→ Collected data
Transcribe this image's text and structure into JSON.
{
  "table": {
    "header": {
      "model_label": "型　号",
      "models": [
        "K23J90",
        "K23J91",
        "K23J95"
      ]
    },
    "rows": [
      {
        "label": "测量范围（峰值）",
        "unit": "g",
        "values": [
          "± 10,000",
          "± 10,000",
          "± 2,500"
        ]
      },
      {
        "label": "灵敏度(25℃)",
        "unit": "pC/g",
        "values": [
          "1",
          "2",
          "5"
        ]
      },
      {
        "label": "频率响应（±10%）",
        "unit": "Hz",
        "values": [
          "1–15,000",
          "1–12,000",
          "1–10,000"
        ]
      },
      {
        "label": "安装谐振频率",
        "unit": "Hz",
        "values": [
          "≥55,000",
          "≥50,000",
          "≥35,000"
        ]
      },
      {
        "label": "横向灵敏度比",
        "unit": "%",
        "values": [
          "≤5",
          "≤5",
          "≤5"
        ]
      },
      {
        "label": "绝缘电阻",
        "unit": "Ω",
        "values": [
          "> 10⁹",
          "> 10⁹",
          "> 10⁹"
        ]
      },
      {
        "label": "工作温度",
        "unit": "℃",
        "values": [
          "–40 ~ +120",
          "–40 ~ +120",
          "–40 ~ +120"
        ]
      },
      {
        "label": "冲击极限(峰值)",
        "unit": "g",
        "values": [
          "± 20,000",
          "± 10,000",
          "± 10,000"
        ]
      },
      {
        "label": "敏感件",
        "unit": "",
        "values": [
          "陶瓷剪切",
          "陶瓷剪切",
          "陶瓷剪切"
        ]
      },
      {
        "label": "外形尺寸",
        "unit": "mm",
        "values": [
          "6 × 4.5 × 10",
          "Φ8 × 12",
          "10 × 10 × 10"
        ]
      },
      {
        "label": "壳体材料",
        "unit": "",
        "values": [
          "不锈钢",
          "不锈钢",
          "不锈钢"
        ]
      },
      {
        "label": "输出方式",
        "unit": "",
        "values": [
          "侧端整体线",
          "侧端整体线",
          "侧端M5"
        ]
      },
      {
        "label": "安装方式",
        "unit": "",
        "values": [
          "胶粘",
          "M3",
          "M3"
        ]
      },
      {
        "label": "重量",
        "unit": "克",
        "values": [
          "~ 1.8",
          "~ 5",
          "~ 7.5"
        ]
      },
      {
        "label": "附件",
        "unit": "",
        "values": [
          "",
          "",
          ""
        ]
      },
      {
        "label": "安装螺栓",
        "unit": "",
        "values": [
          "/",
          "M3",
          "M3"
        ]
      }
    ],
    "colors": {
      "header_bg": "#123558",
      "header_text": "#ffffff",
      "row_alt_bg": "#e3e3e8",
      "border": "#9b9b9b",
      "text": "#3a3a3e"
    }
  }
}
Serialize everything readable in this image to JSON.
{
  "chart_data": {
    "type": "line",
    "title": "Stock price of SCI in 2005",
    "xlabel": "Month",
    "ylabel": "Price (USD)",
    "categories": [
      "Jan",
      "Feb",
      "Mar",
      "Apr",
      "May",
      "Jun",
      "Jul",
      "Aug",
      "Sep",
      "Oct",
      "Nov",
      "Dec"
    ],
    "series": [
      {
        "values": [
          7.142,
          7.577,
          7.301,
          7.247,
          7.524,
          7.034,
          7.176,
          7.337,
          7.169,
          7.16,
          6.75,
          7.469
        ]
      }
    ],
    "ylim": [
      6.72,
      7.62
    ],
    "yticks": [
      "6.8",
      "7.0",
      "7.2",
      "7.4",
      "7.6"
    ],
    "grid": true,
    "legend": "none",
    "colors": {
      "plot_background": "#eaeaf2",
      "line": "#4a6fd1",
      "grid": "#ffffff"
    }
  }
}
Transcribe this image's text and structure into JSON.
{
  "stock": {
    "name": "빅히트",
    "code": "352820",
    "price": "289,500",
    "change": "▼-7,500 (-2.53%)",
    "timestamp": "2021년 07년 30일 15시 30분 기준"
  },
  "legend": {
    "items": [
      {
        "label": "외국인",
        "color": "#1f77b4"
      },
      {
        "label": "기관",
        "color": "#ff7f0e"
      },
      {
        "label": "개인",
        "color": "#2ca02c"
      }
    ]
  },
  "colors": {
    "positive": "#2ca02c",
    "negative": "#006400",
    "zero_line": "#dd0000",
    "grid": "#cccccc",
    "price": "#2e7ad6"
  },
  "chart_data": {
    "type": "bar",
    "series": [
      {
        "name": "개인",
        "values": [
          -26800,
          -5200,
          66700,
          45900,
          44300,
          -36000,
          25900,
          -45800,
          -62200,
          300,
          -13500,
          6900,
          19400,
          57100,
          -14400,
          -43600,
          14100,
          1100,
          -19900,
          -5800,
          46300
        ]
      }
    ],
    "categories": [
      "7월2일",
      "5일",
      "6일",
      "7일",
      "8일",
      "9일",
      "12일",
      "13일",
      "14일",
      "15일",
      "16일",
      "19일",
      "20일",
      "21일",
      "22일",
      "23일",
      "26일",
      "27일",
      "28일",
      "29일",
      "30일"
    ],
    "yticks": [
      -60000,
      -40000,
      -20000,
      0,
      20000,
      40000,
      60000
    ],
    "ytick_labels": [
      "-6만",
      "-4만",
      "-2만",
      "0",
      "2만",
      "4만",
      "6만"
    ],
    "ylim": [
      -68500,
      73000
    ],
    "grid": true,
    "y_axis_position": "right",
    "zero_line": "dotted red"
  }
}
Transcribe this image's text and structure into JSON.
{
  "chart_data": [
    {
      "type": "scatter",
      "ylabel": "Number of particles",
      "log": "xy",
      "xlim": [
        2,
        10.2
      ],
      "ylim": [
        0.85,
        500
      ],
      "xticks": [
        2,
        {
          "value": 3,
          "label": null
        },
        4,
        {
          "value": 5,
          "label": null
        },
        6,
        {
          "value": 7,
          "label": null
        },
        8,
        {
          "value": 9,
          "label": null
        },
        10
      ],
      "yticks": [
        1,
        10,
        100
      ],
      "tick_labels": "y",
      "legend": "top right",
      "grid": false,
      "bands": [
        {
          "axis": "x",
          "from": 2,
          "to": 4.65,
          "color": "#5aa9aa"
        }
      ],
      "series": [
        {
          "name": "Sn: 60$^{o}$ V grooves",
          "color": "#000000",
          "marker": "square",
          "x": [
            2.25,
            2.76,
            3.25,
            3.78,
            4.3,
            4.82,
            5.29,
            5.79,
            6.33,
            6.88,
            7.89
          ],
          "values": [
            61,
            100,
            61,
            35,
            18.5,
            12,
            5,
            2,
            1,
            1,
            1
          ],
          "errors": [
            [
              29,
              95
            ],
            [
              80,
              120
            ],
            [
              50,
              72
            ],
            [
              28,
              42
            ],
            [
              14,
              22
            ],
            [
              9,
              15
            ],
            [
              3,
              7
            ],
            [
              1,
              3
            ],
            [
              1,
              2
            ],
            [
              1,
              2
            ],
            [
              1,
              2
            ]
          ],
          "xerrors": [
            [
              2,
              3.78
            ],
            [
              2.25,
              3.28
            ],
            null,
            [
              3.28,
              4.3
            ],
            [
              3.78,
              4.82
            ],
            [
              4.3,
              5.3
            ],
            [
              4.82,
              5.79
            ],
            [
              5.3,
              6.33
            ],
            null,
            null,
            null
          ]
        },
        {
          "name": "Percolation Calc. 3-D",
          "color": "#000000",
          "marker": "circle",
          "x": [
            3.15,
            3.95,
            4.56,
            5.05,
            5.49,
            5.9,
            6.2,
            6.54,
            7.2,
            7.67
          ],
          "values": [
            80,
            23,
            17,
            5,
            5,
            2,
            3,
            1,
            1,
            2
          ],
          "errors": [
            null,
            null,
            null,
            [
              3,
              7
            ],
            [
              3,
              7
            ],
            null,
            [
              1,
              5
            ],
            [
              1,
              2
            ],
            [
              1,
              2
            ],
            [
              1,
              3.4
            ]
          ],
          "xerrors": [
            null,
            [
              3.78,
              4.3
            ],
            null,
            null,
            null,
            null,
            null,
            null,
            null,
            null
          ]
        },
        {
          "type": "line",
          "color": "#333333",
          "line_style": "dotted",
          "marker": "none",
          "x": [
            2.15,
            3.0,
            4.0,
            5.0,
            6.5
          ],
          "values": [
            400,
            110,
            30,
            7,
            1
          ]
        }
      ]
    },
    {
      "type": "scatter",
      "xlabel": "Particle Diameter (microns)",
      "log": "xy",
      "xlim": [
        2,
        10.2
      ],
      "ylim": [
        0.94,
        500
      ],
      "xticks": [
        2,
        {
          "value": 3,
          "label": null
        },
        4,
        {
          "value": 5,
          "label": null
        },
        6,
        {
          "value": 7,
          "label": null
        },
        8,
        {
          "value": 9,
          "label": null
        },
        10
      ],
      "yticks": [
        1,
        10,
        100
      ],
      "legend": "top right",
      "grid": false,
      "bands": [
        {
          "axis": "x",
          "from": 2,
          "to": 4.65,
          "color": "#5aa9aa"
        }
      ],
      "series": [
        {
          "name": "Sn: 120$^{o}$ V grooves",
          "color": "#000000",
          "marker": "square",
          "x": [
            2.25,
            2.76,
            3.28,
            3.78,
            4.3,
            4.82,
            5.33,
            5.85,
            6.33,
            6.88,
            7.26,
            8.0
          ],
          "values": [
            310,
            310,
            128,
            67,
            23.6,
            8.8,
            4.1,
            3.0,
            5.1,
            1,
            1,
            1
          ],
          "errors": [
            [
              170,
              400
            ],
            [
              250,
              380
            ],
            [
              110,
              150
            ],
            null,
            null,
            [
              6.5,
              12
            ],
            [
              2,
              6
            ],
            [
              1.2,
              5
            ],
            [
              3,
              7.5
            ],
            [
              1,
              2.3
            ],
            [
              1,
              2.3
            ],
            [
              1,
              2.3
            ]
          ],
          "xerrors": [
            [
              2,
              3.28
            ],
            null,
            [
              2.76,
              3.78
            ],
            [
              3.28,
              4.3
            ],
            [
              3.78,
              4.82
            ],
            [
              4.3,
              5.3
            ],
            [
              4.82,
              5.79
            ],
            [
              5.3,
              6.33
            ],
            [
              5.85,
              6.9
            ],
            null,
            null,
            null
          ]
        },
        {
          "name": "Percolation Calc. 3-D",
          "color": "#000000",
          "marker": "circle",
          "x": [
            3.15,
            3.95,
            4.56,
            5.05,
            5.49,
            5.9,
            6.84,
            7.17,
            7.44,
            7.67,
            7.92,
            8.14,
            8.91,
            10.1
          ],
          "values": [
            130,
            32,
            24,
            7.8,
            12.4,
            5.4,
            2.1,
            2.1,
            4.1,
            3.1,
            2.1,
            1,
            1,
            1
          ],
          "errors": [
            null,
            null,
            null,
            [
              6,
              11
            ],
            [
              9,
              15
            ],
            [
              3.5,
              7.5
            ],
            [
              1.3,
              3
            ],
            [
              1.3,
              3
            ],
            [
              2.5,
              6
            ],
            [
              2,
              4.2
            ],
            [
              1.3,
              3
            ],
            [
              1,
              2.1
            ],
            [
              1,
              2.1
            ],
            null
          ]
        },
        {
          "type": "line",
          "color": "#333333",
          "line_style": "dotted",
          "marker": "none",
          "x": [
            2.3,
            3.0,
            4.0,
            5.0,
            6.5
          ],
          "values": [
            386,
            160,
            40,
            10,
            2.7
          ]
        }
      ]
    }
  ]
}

→ Work required
Return every line from the records above that holds the word "grooves".

→ Solution for this task
          "name": "Sn: 60$^{o}$ V grooves",
          "name": "Sn: 120$^{o}$ V grooves",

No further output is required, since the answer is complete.